## BEGIN

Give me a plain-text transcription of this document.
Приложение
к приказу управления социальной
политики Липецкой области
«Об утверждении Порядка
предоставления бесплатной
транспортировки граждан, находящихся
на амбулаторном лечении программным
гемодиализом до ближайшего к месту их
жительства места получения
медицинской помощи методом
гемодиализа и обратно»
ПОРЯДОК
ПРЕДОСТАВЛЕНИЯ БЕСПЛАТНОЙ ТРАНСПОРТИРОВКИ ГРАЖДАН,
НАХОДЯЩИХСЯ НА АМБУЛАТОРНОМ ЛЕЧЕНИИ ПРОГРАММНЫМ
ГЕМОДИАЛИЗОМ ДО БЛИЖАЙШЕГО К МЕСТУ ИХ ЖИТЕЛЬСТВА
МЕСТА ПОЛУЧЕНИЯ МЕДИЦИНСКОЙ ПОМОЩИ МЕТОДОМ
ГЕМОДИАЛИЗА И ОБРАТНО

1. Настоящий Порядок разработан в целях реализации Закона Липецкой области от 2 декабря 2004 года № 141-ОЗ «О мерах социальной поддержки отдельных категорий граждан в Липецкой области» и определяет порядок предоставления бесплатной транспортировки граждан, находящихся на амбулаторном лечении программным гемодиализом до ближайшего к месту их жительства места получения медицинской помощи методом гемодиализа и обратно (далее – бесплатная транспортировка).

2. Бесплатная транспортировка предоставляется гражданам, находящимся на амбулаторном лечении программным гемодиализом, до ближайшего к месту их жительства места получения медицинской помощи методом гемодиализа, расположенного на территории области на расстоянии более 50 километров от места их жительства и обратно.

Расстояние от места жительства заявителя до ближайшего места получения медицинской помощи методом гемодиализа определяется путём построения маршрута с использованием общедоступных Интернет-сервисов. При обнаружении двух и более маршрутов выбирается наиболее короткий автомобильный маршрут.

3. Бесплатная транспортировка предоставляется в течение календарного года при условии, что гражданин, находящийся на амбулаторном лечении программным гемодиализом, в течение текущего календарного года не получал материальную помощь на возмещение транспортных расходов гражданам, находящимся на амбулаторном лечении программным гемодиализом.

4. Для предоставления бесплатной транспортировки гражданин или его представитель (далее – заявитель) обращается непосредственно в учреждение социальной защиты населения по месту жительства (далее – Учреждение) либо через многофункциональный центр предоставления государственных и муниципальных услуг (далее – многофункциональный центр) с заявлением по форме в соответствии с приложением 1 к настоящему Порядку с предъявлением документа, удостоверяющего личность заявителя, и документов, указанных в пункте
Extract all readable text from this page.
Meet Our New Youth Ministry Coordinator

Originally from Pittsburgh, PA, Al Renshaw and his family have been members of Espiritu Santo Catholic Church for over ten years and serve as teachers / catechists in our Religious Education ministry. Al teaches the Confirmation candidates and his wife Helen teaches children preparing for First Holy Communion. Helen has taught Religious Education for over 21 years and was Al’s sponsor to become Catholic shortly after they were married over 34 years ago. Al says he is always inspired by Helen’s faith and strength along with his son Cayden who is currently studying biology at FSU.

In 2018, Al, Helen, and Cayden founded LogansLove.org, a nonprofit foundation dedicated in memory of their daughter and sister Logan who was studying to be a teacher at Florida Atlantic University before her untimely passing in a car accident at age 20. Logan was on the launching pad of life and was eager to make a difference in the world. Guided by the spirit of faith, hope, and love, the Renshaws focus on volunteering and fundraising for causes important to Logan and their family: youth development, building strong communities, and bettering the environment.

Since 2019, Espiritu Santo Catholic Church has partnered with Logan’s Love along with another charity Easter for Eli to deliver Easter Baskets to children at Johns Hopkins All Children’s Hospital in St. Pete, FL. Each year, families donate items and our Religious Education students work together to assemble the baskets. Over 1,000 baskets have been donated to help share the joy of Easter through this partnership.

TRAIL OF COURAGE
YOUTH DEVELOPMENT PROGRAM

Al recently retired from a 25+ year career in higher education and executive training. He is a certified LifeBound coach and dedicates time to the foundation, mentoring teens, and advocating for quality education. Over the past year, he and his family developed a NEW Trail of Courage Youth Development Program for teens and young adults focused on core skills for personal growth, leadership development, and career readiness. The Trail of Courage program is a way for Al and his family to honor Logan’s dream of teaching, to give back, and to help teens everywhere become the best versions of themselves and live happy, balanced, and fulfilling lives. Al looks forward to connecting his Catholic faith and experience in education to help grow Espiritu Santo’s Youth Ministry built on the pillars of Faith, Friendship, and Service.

## END

Find the word "социальной" in the data and copy out each line where it turns up.

## Expected answer
к приказу управления социальной
1. Настоящий Порядок разработан в целях реализации Закона Липецкой области от 2 декабря 2004 года № 141-ОЗ «О мерах социальной поддержки отдельных категорий граждан в Липецкой области» и определяет порядок предоставления бесплатной транспортировки граждан, находящихся на амбулаторном лечении программным гемодиализом до ближайшего к месту их жительства места получения медицинской помощи методом гемодиализа и обратно (далее – бесплатная транспортировка).
4. Для предоставления бесплатной транспортировки гражданин или его представитель (далее – заявитель) обращается непосредственно в учреждение социальной защиты населения по месту жительства (далее – Учреждение) либо через многофункциональный центр предоставления государственных и муниципальных услуг (далее – многофункциональный центр) с заявлением по форме в соответствии с приложением 1 к настоящему Порядку с предъявлением документа, удостоверяющего личность заявителя, и документов, указанных в пункте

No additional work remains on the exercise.